**Work required**
Transcribe every entry word for word, but skip the images.

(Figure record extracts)

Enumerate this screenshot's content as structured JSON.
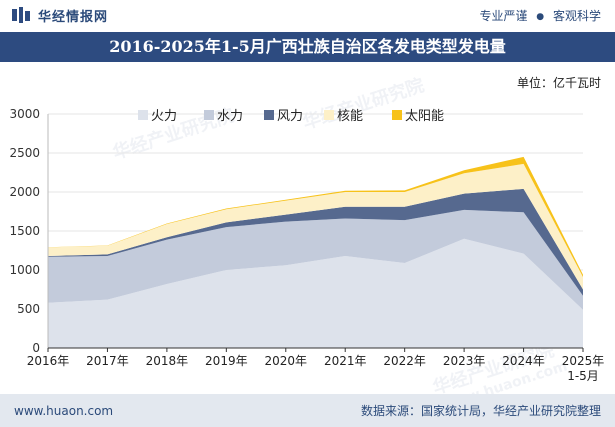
{
  "header": {
    "brand_name": "华经情报网",
    "slogan_left": "专业严谨",
    "slogan_right": "客观科学",
    "title": "2016-2025年1-5月广西壮族自治区各发电类型发电量",
    "unit": "单位：亿千瓦时"
  },
  "footer": {
    "url": "www.huaon.com",
    "source": "数据来源：国家统计局，华经产业研究院整理"
  },
  "watermark": {
    "text_cn": "华经产业研究院",
    "text_url": "www.huaon.com"
  },
  "colors": {
    "fire": "#c3cbdb",
    "hydro": "#c3cbdb",
    "wind": "#56698f",
    "nuclear": "#fdf0c8",
    "solar": "#f7c21a",
    "header": "#2d4b80"
  },
  "chart_data": {
    "type": "area",
    "stacked": true,
    "categories": [
      "2016年",
      "2017年",
      "2018年",
      "2019年",
      "2020年",
      "2021年",
      "2022年",
      "2023年",
      "2024年",
      "2025年\n1-5月"
    ],
    "ylim": [
      0,
      3000
    ],
    "yticks": [
      0,
      500,
      1000,
      1500,
      2000,
      2500,
      3000
    ],
    "legend_position": "top",
    "series": [
      {
        "name": "火力",
        "color": "#dde2eb",
        "values": [
          580,
          620,
          820,
          1000,
          1060,
          1180,
          1090,
          1400,
          1210,
          490
        ]
      },
      {
        "name": "水力",
        "color": "#c3cbdb",
        "values": [
          590,
          560,
          570,
          550,
          560,
          480,
          550,
          370,
          530,
          180
        ]
      },
      {
        "name": "风力",
        "color": "#56698f",
        "values": [
          10,
          20,
          30,
          60,
          90,
          150,
          170,
          210,
          300,
          80
        ]
      },
      {
        "name": "核能",
        "color": "#fdf0c8",
        "values": [
          110,
          110,
          170,
          170,
          180,
          190,
          190,
          260,
          320,
          160
        ]
      },
      {
        "name": "太阳能",
        "color": "#f7c21a",
        "values": [
          2,
          4,
          6,
          8,
          10,
          15,
          20,
          40,
          90,
          30
        ]
      }
    ]
  }
}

**Final answer**
Enumerate this screenshot's content as structured JSON.
{
  "header": {
    "brand_name": "华经情报网",
    "slogan_left": "专业严谨",
    "slogan_right": "客观科学",
    "title": "2016-2025年1-5月广西壮族自治区各发电类型发电量",
    "unit": "单位：亿千瓦时"
  },
  "footer": {
    "url": "www.huaon.com",
    "source": "数据来源：国家统计局，华经产业研究院整理"
  },
  "watermark": {
    "text_cn": "华经产业研究院",
    "text_url": "www.huaon.com"
  },
  "colors": {
    "fire": "#c3cbdb",
    "hydro": "#c3cbdb",
    "wind": "#56698f",
    "nuclear": "#fdf0c8",
    "solar": "#f7c21a",
    "header": "#2d4b80"
  },
  "chart_data": {
    "type": "area",
    "stacked": true,
    "categories": [
      "2016年",
      "2017年",
      "2018年",
      "2019年",
      "2020年",
      "2021年",
      "2022年",
      "2023年",
      "2024年",
      "2025年\n1-5月"
    ],
    "ylim": [
      0,
      3000
    ],
    "yticks": [
      0,
      500,
      1000,
      1500,
      2000,
      2500,
      3000
    ],
    "legend_position": "top",
    "series": [
      {
        "name": "火力",
        "color": "#dde2eb",
        "values": [
          580,
          620,
          820,
          1000,
          1060,
          1180,
          1090,
          1400,
          1210,
          490
        ]
      },
      {
        "name": "水力",
        "color": "#c3cbdb",
        "values": [
          590,
          560,
          570,
          550,
          560,
          480,
          550,
          370,
          530,
          180
        ]
      },
      {
        "name": "风力",
        "color": "#56698f",
        "values": [
          10,
          20,
          30,
          60,
          90,
          150,
          170,
          210,
          300,
          80
        ]
      },
      {
        "name": "核能",
        "color": "#fdf0c8",
        "values": [
          110,
          110,
          170,
          170,
          180,
          190,
          190,
          260,
          320,
          160
        ]
      },
      {
        "name": "太阳能",
        "color": "#f7c21a",
        "values": [
          2,
          4,
          6,
          8,
          10,
          15,
          20,
          40,
          90,
          30
        ]
      }
    ]
  }
}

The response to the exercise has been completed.